**Problem to solve**
Select from the data all lines with the word "PACAB".

**Raw records**
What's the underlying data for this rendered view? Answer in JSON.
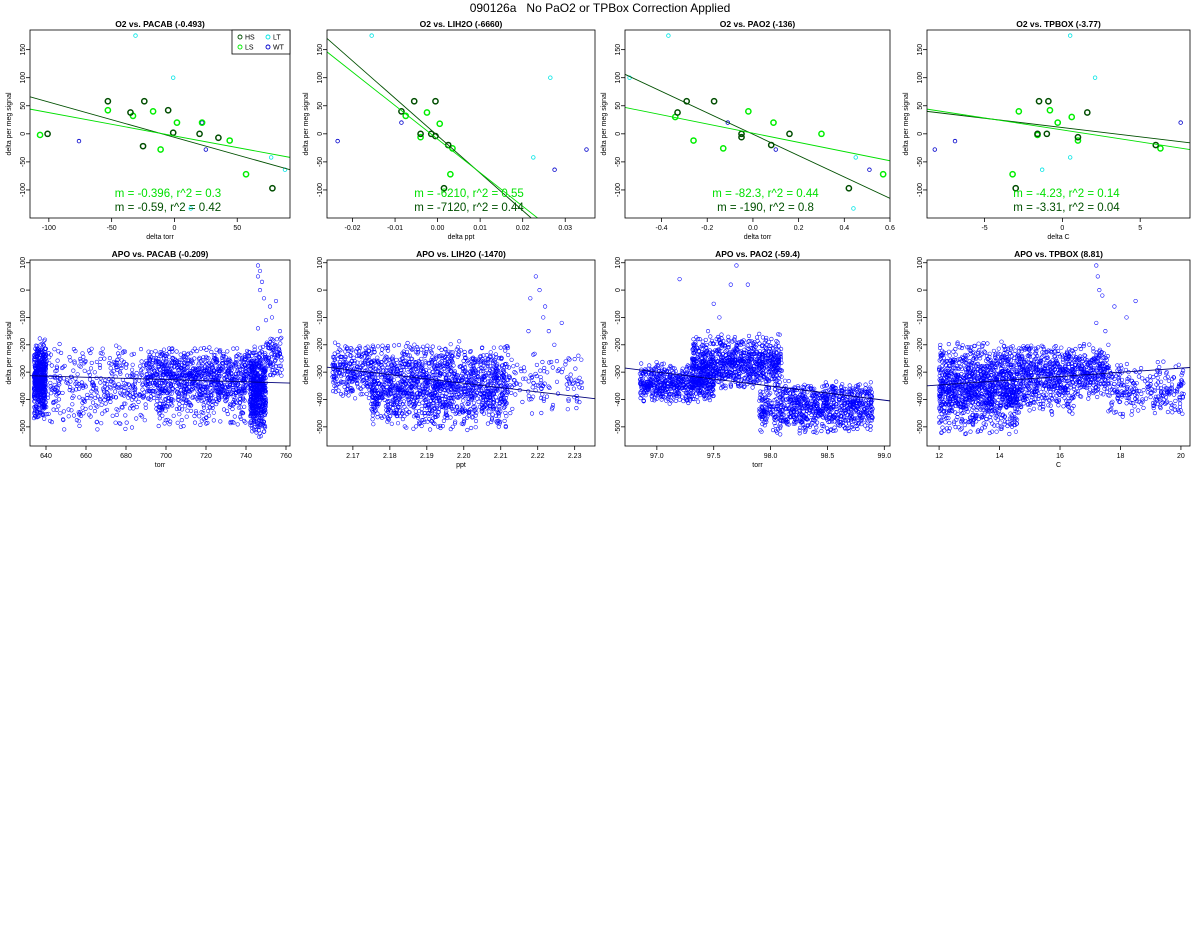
{
  "figure_title": "090126a   No PaO2 or TPBox Correction Applied",
  "colors": {
    "HS": "#004d00",
    "LS": "#00ee00",
    "LT": "#00e5e5",
    "WT": "#0000cc",
    "fit_dark": "#005000",
    "fit_light": "#00e000",
    "apo_points": "#0000ff",
    "apo_fit": "#00007a"
  },
  "legend": [
    {
      "code": "HS",
      "label": "HS",
      "color": "#004d00"
    },
    {
      "code": "LT",
      "label": "LT",
      "color": "#00e5e5"
    },
    {
      "code": "LS",
      "label": "LS",
      "color": "#00ee00"
    },
    {
      "code": "WT",
      "label": "WT",
      "color": "#0000cc"
    }
  ],
  "chart_data": [
    {
      "type": "scatter",
      "title": "O2 vs. PACAB (-0.493)",
      "xlabel": "delta torr",
      "ylabel": "delta per meg signal",
      "xlim": [
        -115,
        92
      ],
      "ylim": [
        -150,
        185
      ],
      "xticks": [
        -100,
        -50,
        0,
        50
      ],
      "yticks": [
        -100,
        -50,
        0,
        50,
        100,
        150
      ],
      "legend": true,
      "points": {
        "HS": [
          [
            -101,
            0
          ],
          [
            -53,
            58
          ],
          [
            -35,
            38
          ],
          [
            -24,
            58
          ],
          [
            -25,
            -22
          ],
          [
            -5,
            42
          ],
          [
            -1,
            2
          ],
          [
            20,
            0
          ],
          [
            35,
            -7
          ],
          [
            78,
            -97
          ]
        ],
        "LS": [
          [
            -107,
            -2
          ],
          [
            -53,
            42
          ],
          [
            -33,
            32
          ],
          [
            -17,
            40
          ],
          [
            -11,
            -28
          ],
          [
            2,
            20
          ],
          [
            22,
            20
          ],
          [
            44,
            -12
          ],
          [
            57,
            -72
          ]
        ],
        "LT": [
          [
            -31,
            175
          ],
          [
            -1,
            100
          ],
          [
            77,
            -42
          ],
          [
            88,
            -64
          ],
          [
            13,
            -133
          ]
        ],
        "WT": [
          [
            -76,
            -13
          ],
          [
            22,
            20
          ],
          [
            25,
            -28
          ]
        ]
      },
      "fits": [
        {
          "m": -0.59,
          "r2": 0.42,
          "label": "m = -0.59, r^2 = 0.42",
          "color": "#005000",
          "line": [
            [
              -115,
              66
            ],
            [
              92,
              -64
            ]
          ]
        },
        {
          "m": -0.396,
          "r2": 0.3,
          "label": "m = -0.396, r^2 = 0.3",
          "color": "#00e000",
          "line": [
            [
              -115,
              44
            ],
            [
              92,
              -42
            ]
          ]
        }
      ]
    },
    {
      "type": "scatter",
      "title": "O2 vs. LIH2O (-6660)",
      "xlabel": "delta ppt",
      "ylabel": "delta per meg signal",
      "xlim": [
        -0.026,
        0.037
      ],
      "ylim": [
        -150,
        185
      ],
      "xticks": [
        -0.02,
        -0.01,
        0.0,
        0.01,
        0.02,
        0.03
      ],
      "yticks": [
        -100,
        -50,
        0,
        50,
        100,
        150
      ],
      "legend": false,
      "points": {
        "HS": [
          [
            -0.0085,
            40
          ],
          [
            -0.0055,
            58
          ],
          [
            -0.004,
            0
          ],
          [
            -0.0015,
            0
          ],
          [
            -0.0005,
            -4
          ],
          [
            -0.0005,
            58
          ],
          [
            0.0025,
            -20
          ],
          [
            0.0015,
            -97
          ]
        ],
        "LS": [
          [
            -0.0075,
            32
          ],
          [
            -0.004,
            -6
          ],
          [
            -0.0025,
            38
          ],
          [
            0.0005,
            18
          ],
          [
            0.0035,
            -26
          ],
          [
            0.003,
            -72
          ]
        ],
        "LT": [
          [
            -0.0155,
            175
          ],
          [
            0.0265,
            100
          ],
          [
            0.0225,
            -42
          ]
        ],
        "WT": [
          [
            -0.0235,
            -13
          ],
          [
            -0.0085,
            20
          ],
          [
            0.0275,
            -64
          ],
          [
            0.035,
            -28
          ]
        ]
      },
      "fits": [
        {
          "m": -7120,
          "r2": 0.44,
          "label": "m = -7120, r^2 = 0.44",
          "color": "#005000",
          "line": [
            [
              -0.026,
              170
            ],
            [
              0.022,
              -150
            ]
          ]
        },
        {
          "m": -6210,
          "r2": 0.55,
          "label": "m = -6210, r^2 = 0.55",
          "color": "#00e000",
          "line": [
            [
              -0.026,
              146
            ],
            [
              0.0235,
              -150
            ]
          ]
        }
      ]
    },
    {
      "type": "scatter",
      "title": "O2 vs. PAO2 (-136)",
      "xlabel": "delta torr",
      "ylabel": "delta per meg signal",
      "xlim": [
        -0.56,
        0.6
      ],
      "ylim": [
        -150,
        185
      ],
      "xticks": [
        -0.4,
        -0.2,
        0.0,
        0.2,
        0.4,
        0.6
      ],
      "yticks": [
        -100,
        -50,
        0,
        50,
        100,
        150
      ],
      "legend": false,
      "points": {
        "HS": [
          [
            -0.33,
            38
          ],
          [
            -0.29,
            58
          ],
          [
            -0.17,
            58
          ],
          [
            -0.05,
            0
          ],
          [
            -0.05,
            -6
          ],
          [
            0.08,
            -20
          ],
          [
            0.16,
            0
          ],
          [
            0.42,
            -97
          ]
        ],
        "LS": [
          [
            -0.34,
            30
          ],
          [
            -0.26,
            -12
          ],
          [
            -0.13,
            -26
          ],
          [
            -0.02,
            40
          ],
          [
            0.09,
            20
          ],
          [
            0.3,
            0
          ],
          [
            0.57,
            -72
          ]
        ],
        "LT": [
          [
            -0.37,
            175
          ],
          [
            -0.54,
            100
          ],
          [
            0.45,
            -42
          ],
          [
            0.44,
            -133
          ]
        ],
        "WT": [
          [
            -0.11,
            20
          ],
          [
            0.1,
            -28
          ],
          [
            0.51,
            -64
          ]
        ]
      },
      "fits": [
        {
          "m": -190,
          "r2": 0.8,
          "label": "m = -190, r^2 = 0.8",
          "color": "#005000",
          "line": [
            [
              -0.56,
              106
            ],
            [
              0.6,
              -115
            ]
          ]
        },
        {
          "m": -82.3,
          "r2": 0.44,
          "label": "m = -82.3, r^2 = 0.44",
          "color": "#00e000",
          "line": [
            [
              -0.56,
              47
            ],
            [
              0.6,
              -48
            ]
          ]
        }
      ]
    },
    {
      "type": "scatter",
      "title": "O2 vs. TPBOX (-3.77)",
      "xlabel": "delta C",
      "ylabel": "delta per meg signal",
      "xlim": [
        -8.7,
        8.2
      ],
      "ylim": [
        -150,
        185
      ],
      "xticks": [
        -5,
        0,
        5
      ],
      "yticks": [
        -100,
        -50,
        0,
        50,
        100,
        150
      ],
      "legend": false,
      "points": {
        "HS": [
          [
            -3.0,
            -97
          ],
          [
            -1.6,
            0
          ],
          [
            -1.5,
            58
          ],
          [
            -1.0,
            0
          ],
          [
            -0.9,
            58
          ],
          [
            1.0,
            -6
          ],
          [
            1.6,
            38
          ],
          [
            6.0,
            -20
          ]
        ],
        "LS": [
          [
            -3.2,
            -72
          ],
          [
            -2.8,
            40
          ],
          [
            -1.6,
            -2
          ],
          [
            -0.8,
            42
          ],
          [
            -0.3,
            20
          ],
          [
            0.6,
            30
          ],
          [
            1.0,
            -12
          ],
          [
            6.3,
            -26
          ]
        ],
        "LT": [
          [
            0.5,
            175
          ],
          [
            2.1,
            100
          ],
          [
            0.5,
            -42
          ],
          [
            -1.3,
            -64
          ]
        ],
        "WT": [
          [
            -8.2,
            -28
          ],
          [
            -6.9,
            -13
          ],
          [
            7.6,
            20
          ]
        ]
      },
      "fits": [
        {
          "m": -3.31,
          "r2": 0.04,
          "label": "m = -3.31, r^2 = 0.04",
          "color": "#005000",
          "line": [
            [
              -8.7,
              40
            ],
            [
              8.2,
              -16
            ]
          ]
        },
        {
          "m": -4.23,
          "r2": 0.14,
          "label": "m = -4.23, r^2 = 0.14",
          "color": "#00e000",
          "line": [
            [
              -8.7,
              44
            ],
            [
              8.2,
              -28
            ]
          ]
        }
      ]
    },
    {
      "type": "scatter",
      "title": "APO vs. PACAB (-0.209)",
      "xlabel": "torr",
      "ylabel": "delta per meg signal",
      "xlim": [
        632,
        762
      ],
      "ylim": [
        -570,
        110
      ],
      "xticks": [
        640,
        660,
        680,
        700,
        720,
        740,
        760
      ],
      "yticks": [
        -500,
        -400,
        -300,
        -200,
        -100,
        0,
        100
      ],
      "legend": false,
      "cloud": [
        {
          "x": [
            634,
            640
          ],
          "y": [
            -480,
            -170
          ],
          "n": 520
        },
        {
          "x": [
            640,
            690
          ],
          "y": [
            -520,
            -190
          ],
          "n": 360
        },
        {
          "x": [
            690,
            742
          ],
          "y": [
            -420,
            -200
          ],
          "n": 820
        },
        {
          "x": [
            695,
            740
          ],
          "y": [
            -520,
            -300
          ],
          "n": 220
        },
        {
          "x": [
            742,
            750
          ],
          "y": [
            -540,
            -200
          ],
          "n": 560
        },
        {
          "x": [
            750,
            758
          ],
          "y": [
            -340,
            -160
          ],
          "n": 80
        }
      ],
      "outliers": [
        [
          746,
          90
        ],
        [
          747,
          70
        ],
        [
          746,
          50
        ],
        [
          748,
          30
        ],
        [
          747,
          0
        ],
        [
          749,
          -30
        ],
        [
          752,
          -60
        ],
        [
          755,
          -40
        ],
        [
          753,
          -100
        ],
        [
          757,
          -150
        ],
        [
          746,
          -140
        ],
        [
          750,
          -110
        ]
      ],
      "fits": [
        {
          "line": [
            [
              632,
              -313
            ],
            [
              762,
              -340
            ]
          ],
          "color": "#00007a"
        }
      ]
    },
    {
      "type": "scatter",
      "title": "APO vs. LIH2O (-1470)",
      "xlabel": "ppt",
      "ylabel": "delta per meg signal",
      "xlim": [
        2.163,
        2.2355
      ],
      "ylim": [
        -570,
        110
      ],
      "xticks": [
        2.17,
        2.18,
        2.19,
        2.2,
        2.21,
        2.22,
        2.23
      ],
      "yticks": [
        -500,
        -400,
        -300,
        -200,
        -100,
        0,
        100
      ],
      "legend": false,
      "cloud": [
        {
          "x": [
            2.1645,
            2.175
          ],
          "y": [
            -400,
            -190
          ],
          "n": 260
        },
        {
          "x": [
            2.175,
            2.212
          ],
          "y": [
            -520,
            -180
          ],
          "n": 1500
        },
        {
          "x": [
            2.212,
            2.232
          ],
          "y": [
            -460,
            -220
          ],
          "n": 120
        }
      ],
      "outliers": [
        [
          2.2195,
          50
        ],
        [
          2.2205,
          0
        ],
        [
          2.218,
          -30
        ],
        [
          2.222,
          -60
        ],
        [
          2.2215,
          -100
        ],
        [
          2.2175,
          -150
        ],
        [
          2.223,
          -150
        ],
        [
          2.2245,
          -200
        ],
        [
          2.2265,
          -120
        ],
        [
          2.231,
          -240
        ],
        [
          2.2265,
          -300
        ]
      ],
      "fits": [
        {
          "line": [
            [
              2.163,
              -282
            ],
            [
              2.2355,
              -397
            ]
          ],
          "color": "#00007a"
        }
      ]
    },
    {
      "type": "scatter",
      "title": "APO vs. PAO2 (-59.4)",
      "xlabel": "torr",
      "ylabel": "delta per meg signal",
      "xlim": [
        96.72,
        99.05
      ],
      "ylim": [
        -570,
        110
      ],
      "xticks": [
        97.0,
        97.5,
        98.0,
        98.5,
        99.0
      ],
      "yticks": [
        -500,
        -400,
        -300,
        -200,
        -100,
        0,
        100
      ],
      "legend": false,
      "cloud": [
        {
          "x": [
            96.85,
            97.5
          ],
          "y": [
            -420,
            -260
          ],
          "n": 600
        },
        {
          "x": [
            97.3,
            98.1
          ],
          "y": [
            -370,
            -160
          ],
          "n": 900
        },
        {
          "x": [
            97.9,
            98.9
          ],
          "y": [
            -530,
            -350
          ],
          "n": 700
        },
        {
          "x": [
            98.1,
            98.9
          ],
          "y": [
            -440,
            -320
          ],
          "n": 200
        }
      ],
      "outliers": [
        [
          97.2,
          40
        ],
        [
          97.7,
          90
        ],
        [
          97.65,
          20
        ],
        [
          97.8,
          20
        ],
        [
          97.5,
          -50
        ],
        [
          97.55,
          -100
        ],
        [
          97.45,
          -150
        ],
        [
          97.68,
          -180
        ],
        [
          97.35,
          -210
        ],
        [
          97.9,
          -160
        ],
        [
          98.05,
          -230
        ]
      ],
      "fits": [
        {
          "line": [
            [
              96.72,
              -285
            ],
            [
              99.05,
              -405
            ]
          ],
          "color": "#00007a"
        }
      ]
    },
    {
      "type": "scatter",
      "title": "APO vs. TPBOX (8.81)",
      "xlabel": "C",
      "ylabel": "delta per meg signal",
      "xlim": [
        11.6,
        20.3
      ],
      "ylim": [
        -570,
        110
      ],
      "xticks": [
        12,
        14,
        16,
        18,
        20
      ],
      "yticks": [
        -500,
        -400,
        -300,
        -200,
        -100,
        0,
        100
      ],
      "legend": false,
      "cloud": [
        {
          "x": [
            12.0,
            14.6
          ],
          "y": [
            -530,
            -180
          ],
          "n": 1200
        },
        {
          "x": [
            14.6,
            17.6
          ],
          "y": [
            -400,
            -190
          ],
          "n": 700
        },
        {
          "x": [
            14.2,
            16.5
          ],
          "y": [
            -460,
            -320
          ],
          "n": 160
        },
        {
          "x": [
            17.6,
            20.1
          ],
          "y": [
            -480,
            -250
          ],
          "n": 260
        }
      ],
      "outliers": [
        [
          17.2,
          90
        ],
        [
          17.25,
          50
        ],
        [
          17.3,
          0
        ],
        [
          17.4,
          -20
        ],
        [
          17.8,
          -60
        ],
        [
          18.5,
          -40
        ],
        [
          17.2,
          -120
        ],
        [
          18.2,
          -100
        ],
        [
          17.5,
          -150
        ],
        [
          17.6,
          -200
        ]
      ],
      "fits": [
        {
          "line": [
            [
              11.6,
              -350
            ],
            [
              20.3,
              -283
            ]
          ],
          "color": "#00007a"
        }
      ]
    }
  ]
}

**Correct result**
      "title": "O2 vs. PACAB (-0.493)",
      "title": "APO vs. PACAB (-0.209)",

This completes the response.